Can you transcribe every line exactly and leave the pictures behind?

• [DATASET ENTRIES]:
▬▬▬▬▬▬

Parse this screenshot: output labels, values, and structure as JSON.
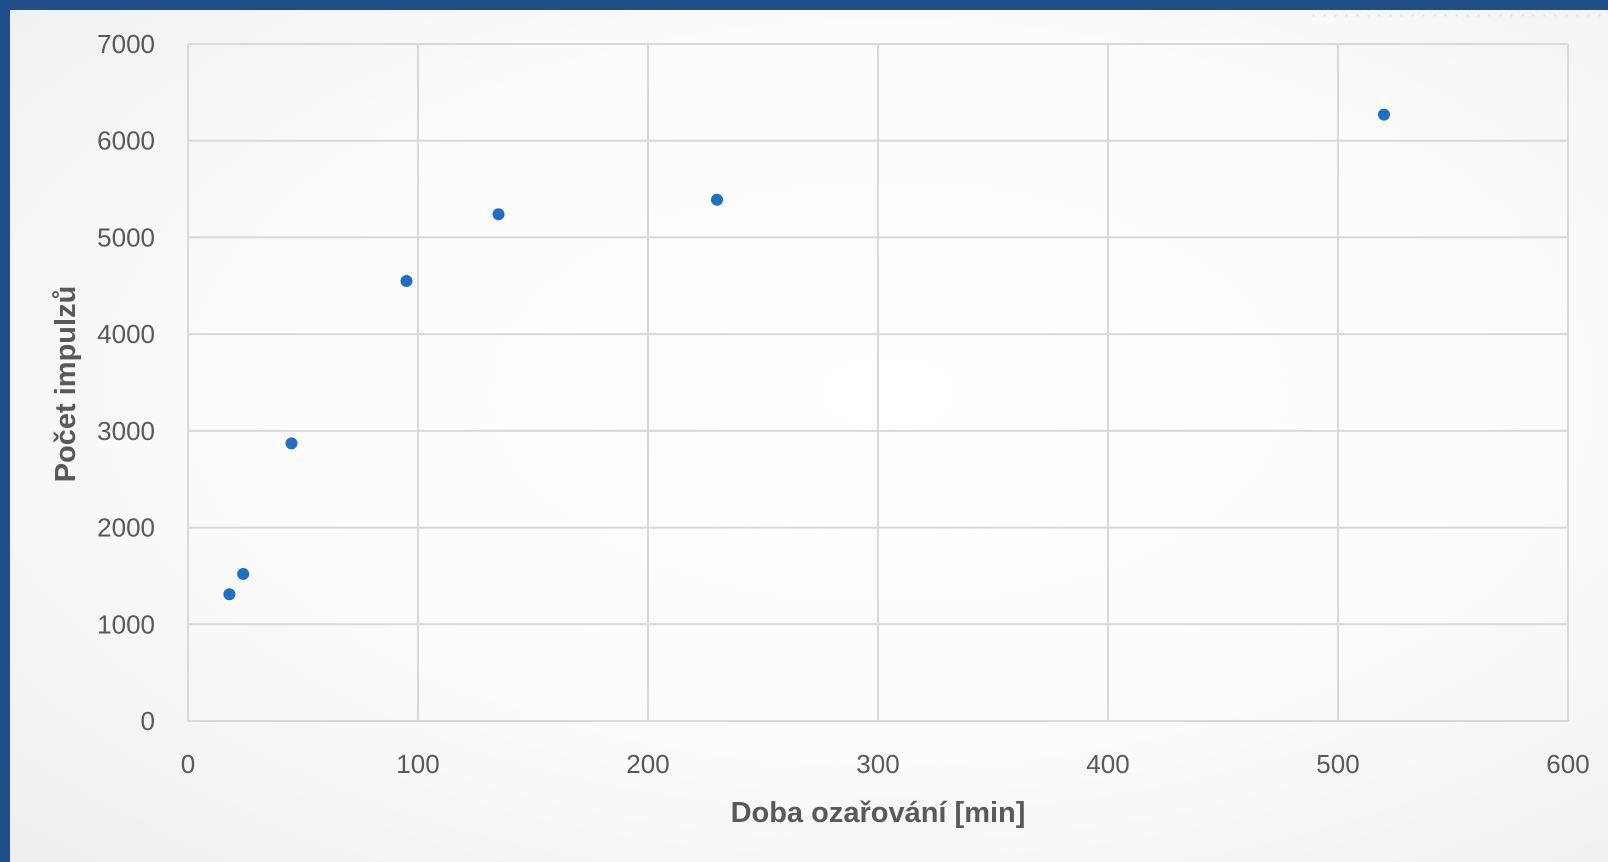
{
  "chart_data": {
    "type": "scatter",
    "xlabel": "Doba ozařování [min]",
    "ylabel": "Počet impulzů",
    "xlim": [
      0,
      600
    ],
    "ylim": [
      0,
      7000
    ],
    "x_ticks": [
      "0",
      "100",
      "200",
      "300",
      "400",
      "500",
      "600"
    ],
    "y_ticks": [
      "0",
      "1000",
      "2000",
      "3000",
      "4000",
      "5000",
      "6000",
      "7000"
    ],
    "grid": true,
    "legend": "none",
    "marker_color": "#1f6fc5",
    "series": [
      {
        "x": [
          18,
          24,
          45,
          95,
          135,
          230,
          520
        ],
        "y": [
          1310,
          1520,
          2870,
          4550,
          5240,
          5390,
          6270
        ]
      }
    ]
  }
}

▬▬▬▬▬▬

• [TASK SOLUTION]:
Parse this screenshot: output labels, values, and structure as JSON.
{
  "chart_data": {
    "type": "scatter",
    "xlabel": "Doba ozařování [min]",
    "ylabel": "Počet impulzů",
    "xlim": [
      0,
      600
    ],
    "ylim": [
      0,
      7000
    ],
    "x_ticks": [
      "0",
      "100",
      "200",
      "300",
      "400",
      "500",
      "600"
    ],
    "y_ticks": [
      "0",
      "1000",
      "2000",
      "3000",
      "4000",
      "5000",
      "6000",
      "7000"
    ],
    "grid": true,
    "legend": "none",
    "marker_color": "#1f6fc5",
    "series": [
      {
        "x": [
          18,
          24,
          45,
          95,
          135,
          230,
          520
        ],
        "y": [
          1310,
          1520,
          2870,
          4550,
          5240,
          5390,
          6270
        ]
      }
    ]
  }
}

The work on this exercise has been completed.